::: EXERCISE MATERIALS :::

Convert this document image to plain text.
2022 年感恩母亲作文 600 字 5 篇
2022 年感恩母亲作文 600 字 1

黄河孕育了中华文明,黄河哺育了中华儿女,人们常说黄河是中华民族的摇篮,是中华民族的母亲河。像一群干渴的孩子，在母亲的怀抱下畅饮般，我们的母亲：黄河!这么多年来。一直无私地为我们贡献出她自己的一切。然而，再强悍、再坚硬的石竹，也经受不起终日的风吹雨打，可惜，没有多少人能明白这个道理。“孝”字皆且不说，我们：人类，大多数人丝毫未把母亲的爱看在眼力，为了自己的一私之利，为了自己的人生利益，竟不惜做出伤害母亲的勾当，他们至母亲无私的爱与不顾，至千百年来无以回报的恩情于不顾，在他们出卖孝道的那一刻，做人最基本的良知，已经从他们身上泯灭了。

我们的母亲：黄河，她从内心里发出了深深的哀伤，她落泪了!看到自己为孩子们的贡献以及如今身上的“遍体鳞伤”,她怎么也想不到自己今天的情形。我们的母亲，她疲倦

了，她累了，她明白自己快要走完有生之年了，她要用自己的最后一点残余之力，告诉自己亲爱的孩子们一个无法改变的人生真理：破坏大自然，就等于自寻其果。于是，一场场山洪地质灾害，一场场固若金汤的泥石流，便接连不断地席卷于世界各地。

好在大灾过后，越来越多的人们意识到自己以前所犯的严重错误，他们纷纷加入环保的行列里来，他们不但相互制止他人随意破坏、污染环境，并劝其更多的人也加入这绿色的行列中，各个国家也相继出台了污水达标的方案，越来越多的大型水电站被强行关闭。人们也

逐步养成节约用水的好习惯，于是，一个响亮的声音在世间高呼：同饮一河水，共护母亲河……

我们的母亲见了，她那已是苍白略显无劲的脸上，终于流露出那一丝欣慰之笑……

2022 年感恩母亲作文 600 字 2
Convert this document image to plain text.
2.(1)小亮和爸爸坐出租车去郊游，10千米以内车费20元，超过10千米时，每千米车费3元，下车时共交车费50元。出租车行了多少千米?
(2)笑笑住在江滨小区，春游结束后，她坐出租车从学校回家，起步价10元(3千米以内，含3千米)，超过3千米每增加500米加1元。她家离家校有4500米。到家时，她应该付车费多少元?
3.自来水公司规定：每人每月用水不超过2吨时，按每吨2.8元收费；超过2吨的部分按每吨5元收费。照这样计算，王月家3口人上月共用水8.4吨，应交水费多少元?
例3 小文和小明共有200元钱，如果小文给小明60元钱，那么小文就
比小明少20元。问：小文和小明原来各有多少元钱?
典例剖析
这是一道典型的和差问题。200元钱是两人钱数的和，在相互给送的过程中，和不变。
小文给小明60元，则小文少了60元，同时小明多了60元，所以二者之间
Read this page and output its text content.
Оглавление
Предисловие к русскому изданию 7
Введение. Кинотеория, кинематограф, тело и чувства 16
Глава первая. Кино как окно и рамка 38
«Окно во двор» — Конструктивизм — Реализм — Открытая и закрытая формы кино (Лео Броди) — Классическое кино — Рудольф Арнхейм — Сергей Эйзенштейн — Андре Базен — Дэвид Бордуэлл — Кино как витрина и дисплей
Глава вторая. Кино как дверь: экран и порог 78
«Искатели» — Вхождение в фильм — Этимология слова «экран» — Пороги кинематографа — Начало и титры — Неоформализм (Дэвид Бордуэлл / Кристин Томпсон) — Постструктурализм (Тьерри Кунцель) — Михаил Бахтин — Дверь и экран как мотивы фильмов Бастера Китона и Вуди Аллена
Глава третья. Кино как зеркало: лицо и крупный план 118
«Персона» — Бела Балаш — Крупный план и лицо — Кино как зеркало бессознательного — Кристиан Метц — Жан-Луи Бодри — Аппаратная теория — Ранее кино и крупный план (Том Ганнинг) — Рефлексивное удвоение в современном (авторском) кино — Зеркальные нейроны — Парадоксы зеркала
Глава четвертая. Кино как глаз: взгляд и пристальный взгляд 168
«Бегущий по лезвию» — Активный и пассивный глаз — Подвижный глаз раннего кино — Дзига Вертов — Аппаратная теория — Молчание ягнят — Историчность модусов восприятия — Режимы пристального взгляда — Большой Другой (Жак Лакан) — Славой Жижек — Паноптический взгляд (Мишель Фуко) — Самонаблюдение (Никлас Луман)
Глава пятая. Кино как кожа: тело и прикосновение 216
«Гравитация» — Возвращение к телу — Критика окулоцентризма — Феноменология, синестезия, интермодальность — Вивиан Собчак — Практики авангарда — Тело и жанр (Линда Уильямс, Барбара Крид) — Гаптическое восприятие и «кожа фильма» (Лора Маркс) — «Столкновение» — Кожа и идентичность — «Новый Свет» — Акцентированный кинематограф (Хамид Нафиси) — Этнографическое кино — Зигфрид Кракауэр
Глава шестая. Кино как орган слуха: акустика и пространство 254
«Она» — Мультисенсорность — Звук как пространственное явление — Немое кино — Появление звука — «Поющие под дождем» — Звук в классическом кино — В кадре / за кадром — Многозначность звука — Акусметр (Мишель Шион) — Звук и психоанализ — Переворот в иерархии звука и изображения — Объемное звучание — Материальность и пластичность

:::

**DIRECTIVE**
Copy out every line in the entries above that holds "крупный".

**RESPONSE TO THIS TASK**
Глава третья. Кино как зеркало: лицо и крупный план 118
«Персона» — Бела Балаш — Крупный план и лицо — Кино как зеркало бессознательного — Кристиан Метц — Жан-Луи Бодри — Аппаратная теория — Ранее кино и крупный план (Том Ганнинг) — Рефлексивное удвоение в современном (авторском) кино — Зеркальные нейроны — Парадоксы зеркала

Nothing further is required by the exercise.